**TO BE DONE**
Name every person the news story about the new weight lifting wing mentions by name, with the title or role the story gives each.

**EXTRACT TO READ**
Mercyhurst College’s varsity athletes will soon have a new place to pump iron.
College administrators recently approved the construction of a $250,000 weight lifting wing to be connected to the Ice Center’s east wall. The 2,970-square-foot facility will be restricted for athletes’ use only.
Work on the structure began quickly and without notice to students, faculty and staff during the week of Oct. 4.
But the project’s realization came slowly.
“About three years ago,” says Provost Dr. James Adovasio, “a strength and conditioning coach visited from Hockey Canada to speak about training considerations for our world class hockey players.”
The Hockey Canada official suggested to women’s hockey coach Michael Sisti that a weight training facility––similar to the one being built on the south end of campus––should exist at Mercyhurst.
“Mike approached (President Dr.) Tom Gamble and I about it on several occasions, and this year it proved to be feasible,” Adovasio said.
The $250,000 project is funded through the college’s capital budget, which includes all sources of revenue such as charitable gifts, grants and student tuition.
The structural price tag does not include the actual equipment to be housed within the 66’x45′ foot wing. Owen McCormick, owner of Joseph McCormick Construction Company, Inc., donated $117,000 worth of equipment, which has not yet been delivered to campus. McCormick has served on the college’s Board of Trustees since 2002, and the facility will bear his family’s name.
Beyond Hockey Canada’s recommendation, Mercyhurst has had a demand for a varsity-only weight training center for quite some time, according to Director of Athletics Joe Kimball.
“This was in the works before I got here (July 2009),” he said. “When you have 565 athletes on campus who need to weight train, they could dominate the Rec Center almost every day.”
While Recreation Center staff do not tally student attendance, nor account for how often varsity athletes visit, the weight and fitness areas are crunched during peak hours or when teams go for group training.
“You’ve seen what happens when they all roll in,” Adovasio said, “especially when there’s 20 or so at the same time.”
But the facility will serve another need for all sports programs.
Kimball spoke of the gap he sees between schools that offer mostly Division I athletics and programs like Mercyhurst’s, which offers 24 varsity sports, but only hockey at the Division I level.

**Stored items from a collection**

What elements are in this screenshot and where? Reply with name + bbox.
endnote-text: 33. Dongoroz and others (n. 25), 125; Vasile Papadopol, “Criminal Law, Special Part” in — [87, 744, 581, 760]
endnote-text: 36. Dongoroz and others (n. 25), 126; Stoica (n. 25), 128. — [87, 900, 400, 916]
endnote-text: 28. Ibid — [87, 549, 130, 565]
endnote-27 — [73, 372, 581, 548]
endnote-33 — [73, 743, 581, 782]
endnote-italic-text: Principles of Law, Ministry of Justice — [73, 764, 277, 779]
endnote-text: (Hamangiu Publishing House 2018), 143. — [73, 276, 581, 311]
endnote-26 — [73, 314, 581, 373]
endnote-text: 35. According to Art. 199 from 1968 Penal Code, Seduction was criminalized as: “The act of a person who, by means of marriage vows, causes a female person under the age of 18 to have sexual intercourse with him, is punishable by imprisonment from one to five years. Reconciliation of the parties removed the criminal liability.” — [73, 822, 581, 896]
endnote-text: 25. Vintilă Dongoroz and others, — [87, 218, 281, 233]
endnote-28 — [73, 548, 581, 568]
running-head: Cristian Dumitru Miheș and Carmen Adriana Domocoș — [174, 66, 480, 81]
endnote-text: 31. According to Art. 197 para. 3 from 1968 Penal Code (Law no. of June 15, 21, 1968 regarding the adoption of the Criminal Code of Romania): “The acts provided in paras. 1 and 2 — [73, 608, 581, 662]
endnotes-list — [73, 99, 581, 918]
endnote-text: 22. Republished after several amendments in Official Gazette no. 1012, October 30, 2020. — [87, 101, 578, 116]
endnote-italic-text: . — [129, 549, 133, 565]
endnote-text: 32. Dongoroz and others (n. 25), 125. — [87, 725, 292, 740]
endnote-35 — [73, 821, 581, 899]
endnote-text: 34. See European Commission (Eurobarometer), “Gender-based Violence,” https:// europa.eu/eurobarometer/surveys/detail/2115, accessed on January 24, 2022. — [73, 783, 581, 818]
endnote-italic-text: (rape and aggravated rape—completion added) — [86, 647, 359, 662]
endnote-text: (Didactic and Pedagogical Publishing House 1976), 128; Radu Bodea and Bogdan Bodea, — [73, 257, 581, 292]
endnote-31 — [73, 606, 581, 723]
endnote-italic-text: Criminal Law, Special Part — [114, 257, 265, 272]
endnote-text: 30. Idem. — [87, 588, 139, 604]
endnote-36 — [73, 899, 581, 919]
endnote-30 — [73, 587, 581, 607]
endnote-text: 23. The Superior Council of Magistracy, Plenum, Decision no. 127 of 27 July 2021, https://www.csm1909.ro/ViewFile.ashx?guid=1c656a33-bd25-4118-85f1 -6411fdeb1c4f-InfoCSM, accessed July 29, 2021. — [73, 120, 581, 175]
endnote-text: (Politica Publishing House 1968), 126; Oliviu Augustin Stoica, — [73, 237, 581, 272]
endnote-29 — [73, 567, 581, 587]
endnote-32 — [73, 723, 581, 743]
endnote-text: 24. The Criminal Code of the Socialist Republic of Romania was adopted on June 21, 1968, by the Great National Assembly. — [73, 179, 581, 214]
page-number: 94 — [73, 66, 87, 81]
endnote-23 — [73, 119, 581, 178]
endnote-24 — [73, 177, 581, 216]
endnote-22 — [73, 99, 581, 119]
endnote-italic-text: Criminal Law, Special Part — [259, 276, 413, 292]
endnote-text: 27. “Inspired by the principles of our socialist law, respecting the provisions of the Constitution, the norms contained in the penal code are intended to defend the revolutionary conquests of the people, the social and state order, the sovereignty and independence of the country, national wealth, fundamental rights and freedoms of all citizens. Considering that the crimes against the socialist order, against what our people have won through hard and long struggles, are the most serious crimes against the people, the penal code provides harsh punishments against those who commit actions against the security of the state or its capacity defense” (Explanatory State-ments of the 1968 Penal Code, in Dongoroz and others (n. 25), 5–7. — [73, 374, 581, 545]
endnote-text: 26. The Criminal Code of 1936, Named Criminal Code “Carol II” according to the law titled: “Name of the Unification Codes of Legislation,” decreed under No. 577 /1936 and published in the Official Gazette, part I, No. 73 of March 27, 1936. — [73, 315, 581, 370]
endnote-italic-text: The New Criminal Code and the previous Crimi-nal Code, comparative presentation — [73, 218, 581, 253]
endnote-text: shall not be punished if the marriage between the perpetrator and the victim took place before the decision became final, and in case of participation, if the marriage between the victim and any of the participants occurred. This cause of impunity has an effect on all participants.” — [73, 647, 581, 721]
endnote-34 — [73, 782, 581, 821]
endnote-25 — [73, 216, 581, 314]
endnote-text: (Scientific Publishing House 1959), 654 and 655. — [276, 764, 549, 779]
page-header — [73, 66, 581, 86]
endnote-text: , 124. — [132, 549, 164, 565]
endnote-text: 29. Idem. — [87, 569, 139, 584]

**OUTPUT OF THE EXERCISE**
- Dr. James Adovasio, Provost
- Michael Sisti, women's hockey coach
- Dr. Tom Gamble, President
- Owen McCormick, owner of Joseph McCormick Construction Company, Inc., and a member of the college's Board of Trustees
- Joe Kimball, Director of Athletics